** What you are asked to do **
Check each line for the string "caption", then give only how many lines have it.

---

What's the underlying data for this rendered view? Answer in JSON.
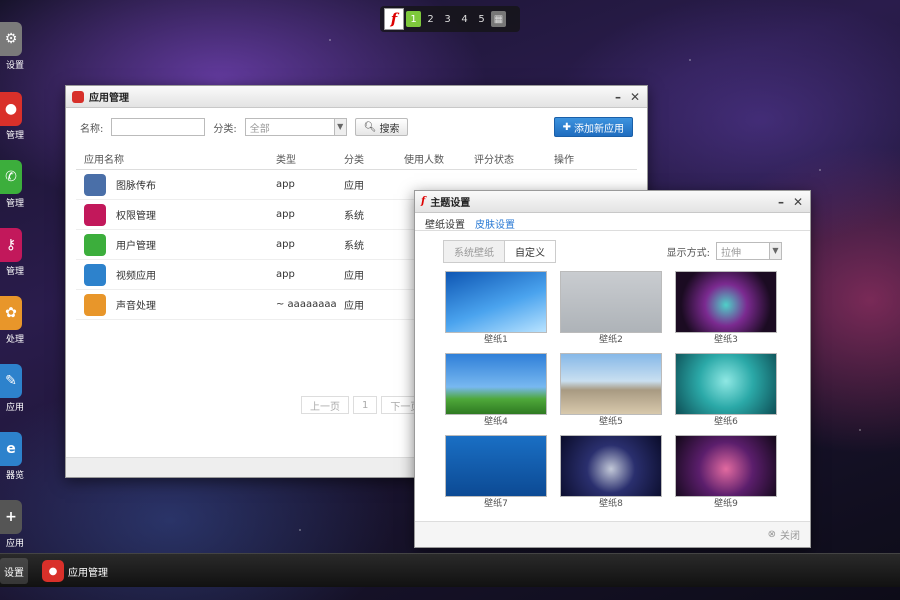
{
  "topbar": {
    "workspaces": [
      "1",
      "2",
      "3",
      "4",
      "5"
    ],
    "active_workspace": "1",
    "flash_glyph": "f"
  },
  "dock": {
    "items": [
      {
        "label": "设置",
        "color": "#7a7a7a"
      },
      {
        "label": "管理",
        "color": "#d9302a"
      },
      {
        "label": "管理",
        "color": "#3cae3c"
      },
      {
        "label": "管理",
        "color": "#c2185b"
      },
      {
        "label": "处理",
        "color": "#e8962a"
      },
      {
        "label": "应用",
        "color": "#2d82cc"
      },
      {
        "label": "器览",
        "color": "#2d82cc"
      },
      {
        "label": "应用",
        "color": "#555555"
      }
    ]
  },
  "taskbar": {
    "items": [
      {
        "label": "设置",
        "active": true
      },
      {
        "label": "应用管理",
        "active": false
      }
    ]
  },
  "app_manager": {
    "title": "应用管理",
    "filters": {
      "name_label": "名称:",
      "category_label": "分类:",
      "category_value": "全部",
      "search_button": "搜索",
      "add_button": "添加新应用"
    },
    "columns": [
      "应用名称",
      "类型",
      "分类",
      "使用人数",
      "评分状态",
      "操作"
    ],
    "rows": [
      {
        "name": "图脉传布",
        "type": "app",
        "category": "应用",
        "icon_color": "#4a6fa8"
      },
      {
        "name": "权限管理",
        "type": "app",
        "category": "系统",
        "icon_color": "#c2185b"
      },
      {
        "name": "用户管理",
        "type": "app",
        "category": "系统",
        "icon_color": "#3cae3c"
      },
      {
        "name": "视频应用",
        "type": "app",
        "category": "应用",
        "icon_color": "#2d82cc"
      },
      {
        "name": "声音处理",
        "type": "~ aaaaaaaa",
        "category": "应用",
        "icon_color": "#e8962a"
      }
    ],
    "pager": {
      "prev": "上一页",
      "page": "1",
      "next": "下一页"
    }
  },
  "theme_settings": {
    "title": "主题设置",
    "tabs": [
      "壁纸设置",
      "皮肤设置"
    ],
    "active_tab": "皮肤设置",
    "segment": [
      "系统壁纸",
      "自定义"
    ],
    "display_mode_label": "显示方式:",
    "display_mode_value": "拉伸",
    "wallpapers": [
      {
        "caption": "壁纸1",
        "bg": "linear-gradient(160deg,#0e56b3,#4aa3ee 55%,#b9e3ff)"
      },
      {
        "caption": "壁纸2",
        "bg": "linear-gradient(180deg,#c9ccd0,#aeb3b8)"
      },
      {
        "caption": "壁纸3",
        "bg": "radial-gradient(circle at 50% 55%,#4fd0c8 0%,#7b2a90 35%,#1b0b22 75%)"
      },
      {
        "caption": "壁纸4",
        "bg": "linear-gradient(180deg,#2f7fd8 0%,#78b8f0 55%,#4ea83a 75%,#2f7a22 100%)"
      },
      {
        "caption": "壁纸5",
        "bg": "linear-gradient(180deg,#86b8e8 0%,#c9dff0 45%,#a89a82 60%,#d8c9ac 100%)"
      },
      {
        "caption": "壁纸6",
        "bg": "radial-gradient(circle at 50% 45%,#8fe8e4 0%,#2ba9a8 45%,#0d4f56 100%)"
      },
      {
        "caption": "壁纸7",
        "bg": "linear-gradient(180deg,#1a6fc4,#0c4a94)"
      },
      {
        "caption": "壁纸8",
        "bg": "radial-gradient(circle at 50% 55%,#c2c8d8 0%,#2a2f6e 40%,#0a0c2a 100%)"
      },
      {
        "caption": "壁纸9",
        "bg": "radial-gradient(circle at 50% 55%,#e26aa0 0%,#5b1e6c 45%,#120818 100%)"
      }
    ],
    "footer_button": "关闭"
  }
}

---

** The result **
9